Dataset rows:
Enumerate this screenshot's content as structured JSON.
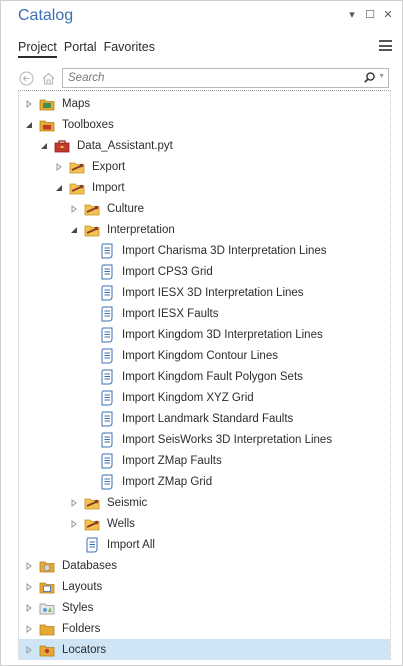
{
  "header": {
    "title": "Catalog"
  },
  "tabs": [
    {
      "label": "Project",
      "active": true
    },
    {
      "label": "Portal",
      "active": false
    },
    {
      "label": "Favorites",
      "active": false
    }
  ],
  "search": {
    "placeholder": "Search"
  },
  "colors": {
    "accent": "#3b6fb0",
    "selected": "#cfe4f5",
    "folder": "#e5a935",
    "toolbox": "#c0392b",
    "script": "#3b6fb0"
  },
  "tree": [
    {
      "label": "Maps",
      "depth": 0,
      "state": "collapsed",
      "icon": "maps-folder-icon"
    },
    {
      "label": "Toolboxes",
      "depth": 0,
      "state": "expanded",
      "icon": "toolboxes-folder-icon"
    },
    {
      "label": "Data_Assistant.pyt",
      "depth": 1,
      "state": "expanded",
      "icon": "python-toolbox-icon"
    },
    {
      "label": "Export",
      "depth": 2,
      "state": "collapsed",
      "icon": "toolset-icon"
    },
    {
      "label": "Import",
      "depth": 2,
      "state": "expanded",
      "icon": "toolset-icon"
    },
    {
      "label": "Culture",
      "depth": 3,
      "state": "collapsed",
      "icon": "toolset-icon"
    },
    {
      "label": "Interpretation",
      "depth": 3,
      "state": "expanded",
      "icon": "toolset-icon"
    },
    {
      "label": "Import Charisma 3D Interpretation Lines",
      "depth": 4,
      "state": "leaf",
      "icon": "script-tool-icon"
    },
    {
      "label": "Import CPS3 Grid",
      "depth": 4,
      "state": "leaf",
      "icon": "script-tool-icon"
    },
    {
      "label": "Import IESX 3D Interpretation Lines",
      "depth": 4,
      "state": "leaf",
      "icon": "script-tool-icon"
    },
    {
      "label": "Import IESX Faults",
      "depth": 4,
      "state": "leaf",
      "icon": "script-tool-icon"
    },
    {
      "label": "Import Kingdom 3D Interpretation Lines",
      "depth": 4,
      "state": "leaf",
      "icon": "script-tool-icon"
    },
    {
      "label": "Import Kingdom Contour Lines",
      "depth": 4,
      "state": "leaf",
      "icon": "script-tool-icon"
    },
    {
      "label": "Import Kingdom Fault Polygon Sets",
      "depth": 4,
      "state": "leaf",
      "icon": "script-tool-icon"
    },
    {
      "label": "Import Kingdom XYZ Grid",
      "depth": 4,
      "state": "leaf",
      "icon": "script-tool-icon"
    },
    {
      "label": "Import Landmark Standard Faults",
      "depth": 4,
      "state": "leaf",
      "icon": "script-tool-icon"
    },
    {
      "label": "Import SeisWorks 3D Interpretation Lines",
      "depth": 4,
      "state": "leaf",
      "icon": "script-tool-icon"
    },
    {
      "label": "Import ZMap Faults",
      "depth": 4,
      "state": "leaf",
      "icon": "script-tool-icon"
    },
    {
      "label": "Import ZMap Grid",
      "depth": 4,
      "state": "leaf",
      "icon": "script-tool-icon"
    },
    {
      "label": "Seismic",
      "depth": 3,
      "state": "collapsed",
      "icon": "toolset-icon"
    },
    {
      "label": "Wells",
      "depth": 3,
      "state": "collapsed",
      "icon": "toolset-icon"
    },
    {
      "label": "Import All",
      "depth": 3,
      "state": "leaf",
      "icon": "script-tool-icon"
    },
    {
      "label": "Databases",
      "depth": 0,
      "state": "collapsed",
      "icon": "databases-folder-icon"
    },
    {
      "label": "Layouts",
      "depth": 0,
      "state": "collapsed",
      "icon": "layouts-folder-icon"
    },
    {
      "label": "Styles",
      "depth": 0,
      "state": "collapsed",
      "icon": "styles-folder-icon"
    },
    {
      "label": "Folders",
      "depth": 0,
      "state": "collapsed",
      "icon": "folders-folder-icon"
    },
    {
      "label": "Locators",
      "depth": 0,
      "state": "collapsed",
      "icon": "locators-folder-icon",
      "selected": true
    }
  ]
}
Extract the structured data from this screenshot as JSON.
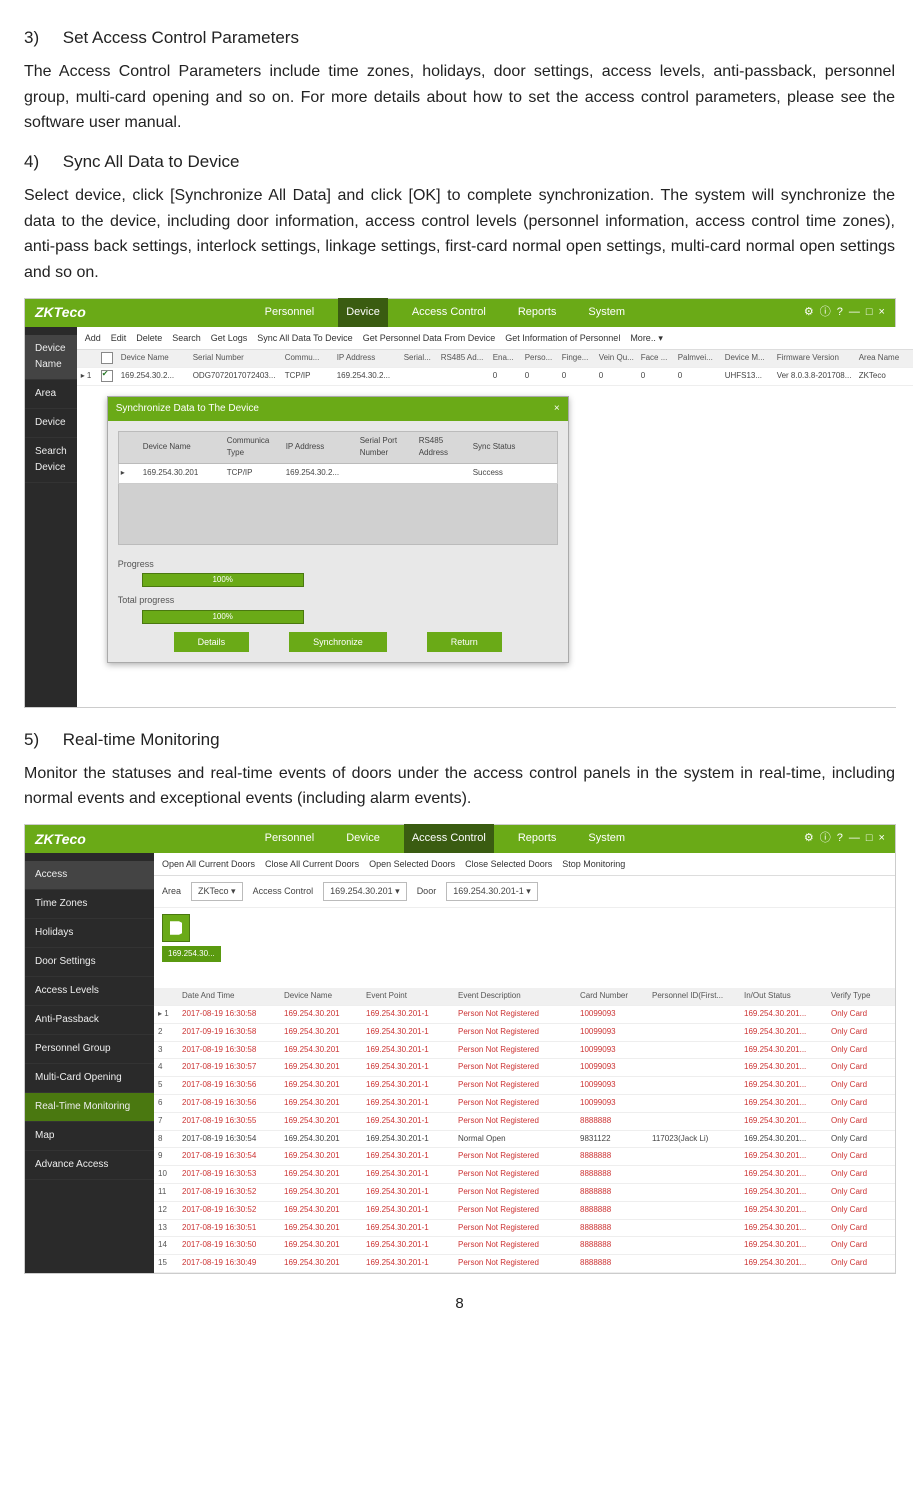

Objective:
Copy every record above exactly as written, but leave out the pictures.

Answer for the task:
Enumerate this screenshot's content as structured JSON.
{
  "header": {
    "title": "Catalog"
  },
  "tabs": [
    {
      "label": "Project",
      "active": true
    },
    {
      "label": "Portal",
      "active": false
    },
    {
      "label": "Favorites",
      "active": false
    }
  ],
  "search": {
    "placeholder": "Search"
  },
  "colors": {
    "accent": "#3b6fb0",
    "selected": "#cfe4f5",
    "folder": "#e5a935",
    "toolbox": "#c0392b",
    "script": "#3b6fb0"
  },
  "tree": [
    {
      "label": "Maps",
      "depth": 0,
      "state": "collapsed",
      "icon": "maps-folder-icon"
    },
    {
      "label": "Toolboxes",
      "depth": 0,
      "state": "expanded",
      "icon": "toolboxes-folder-icon"
    },
    {
      "label": "Data_Assistant.pyt",
      "depth": 1,
      "state": "expanded",
      "icon": "python-toolbox-icon"
    },
    {
      "label": "Export",
      "depth": 2,
      "state": "collapsed",
      "icon": "toolset-icon"
    },
    {
      "label": "Import",
      "depth": 2,
      "state": "expanded",
      "icon": "toolset-icon"
    },
    {
      "label": "Culture",
      "depth": 3,
      "state": "collapsed",
      "icon": "toolset-icon"
    },
    {
      "label": "Interpretation",
      "depth": 3,
      "state": "expanded",
      "icon": "toolset-icon"
    },
    {
      "label": "Import Charisma 3D Interpretation Lines",
      "depth": 4,
      "state": "leaf",
      "icon": "script-tool-icon"
    },
    {
      "label": "Import CPS3 Grid",
      "depth": 4,
      "state": "leaf",
      "icon": "script-tool-icon"
    },
    {
      "label": "Import IESX 3D Interpretation Lines",
      "depth": 4,
      "state": "leaf",
      "icon": "script-tool-icon"
    },
    {
      "label": "Import IESX Faults",
      "depth": 4,
      "state": "leaf",
      "icon": "script-tool-icon"
    },
    {
      "label": "Import Kingdom 3D Interpretation Lines",
      "depth": 4,
      "state": "leaf",
      "icon": "script-tool-icon"
    },
    {
      "label": "Import Kingdom Contour Lines",
      "depth": 4,
      "state": "leaf",
      "icon": "script-tool-icon"
    },
    {
      "label": "Import Kingdom Fault Polygon Sets",
      "depth": 4,
      "state": "leaf",
      "icon": "script-tool-icon"
    },
    {
      "label": "Import Kingdom XYZ Grid",
      "depth": 4,
      "state": "leaf",
      "icon": "script-tool-icon"
    },
    {
      "label": "Import Landmark Standard Faults",
      "depth": 4,
      "state": "leaf",
      "icon": "script-tool-icon"
    },
    {
      "label": "Import SeisWorks 3D Interpretation Lines",
      "depth": 4,
      "state": "leaf",
      "icon": "script-tool-icon"
    },
    {
      "label": "Import ZMap Faults",
      "depth": 4,
      "state": "leaf",
      "icon": "script-tool-icon"
    },
    {
      "label": "Import ZMap Grid",
      "depth": 4,
      "state": "leaf",
      "icon": "script-tool-icon"
    },
    {
      "label": "Seismic",
      "depth": 3,
      "state": "collapsed",
      "icon": "toolset-icon"
    },
    {
      "label": "Wells",
      "depth": 3,
      "state": "collapsed",
      "icon": "toolset-icon"
    },
    {
      "label": "Import All",
      "depth": 3,
      "state": "leaf",
      "icon": "script-tool-icon"
    },
    {
      "label": "Databases",
      "depth": 0,
      "state": "collapsed",
      "icon": "databases-folder-icon"
    },
    {
      "label": "Layouts",
      "depth": 0,
      "state": "collapsed",
      "icon": "layouts-folder-icon"
    },
    {
      "label": "Styles",
      "depth": 0,
      "state": "collapsed",
      "icon": "styles-folder-icon"
    },
    {
      "label": "Folders",
      "depth": 0,
      "state": "collapsed",
      "icon": "folders-folder-icon"
    },
    {
      "label": "Locators",
      "depth": 0,
      "state": "collapsed",
      "icon": "locators-folder-icon",
      "selected": true
    }
  ]
}
Extract the structured data from this screenshot as JSON.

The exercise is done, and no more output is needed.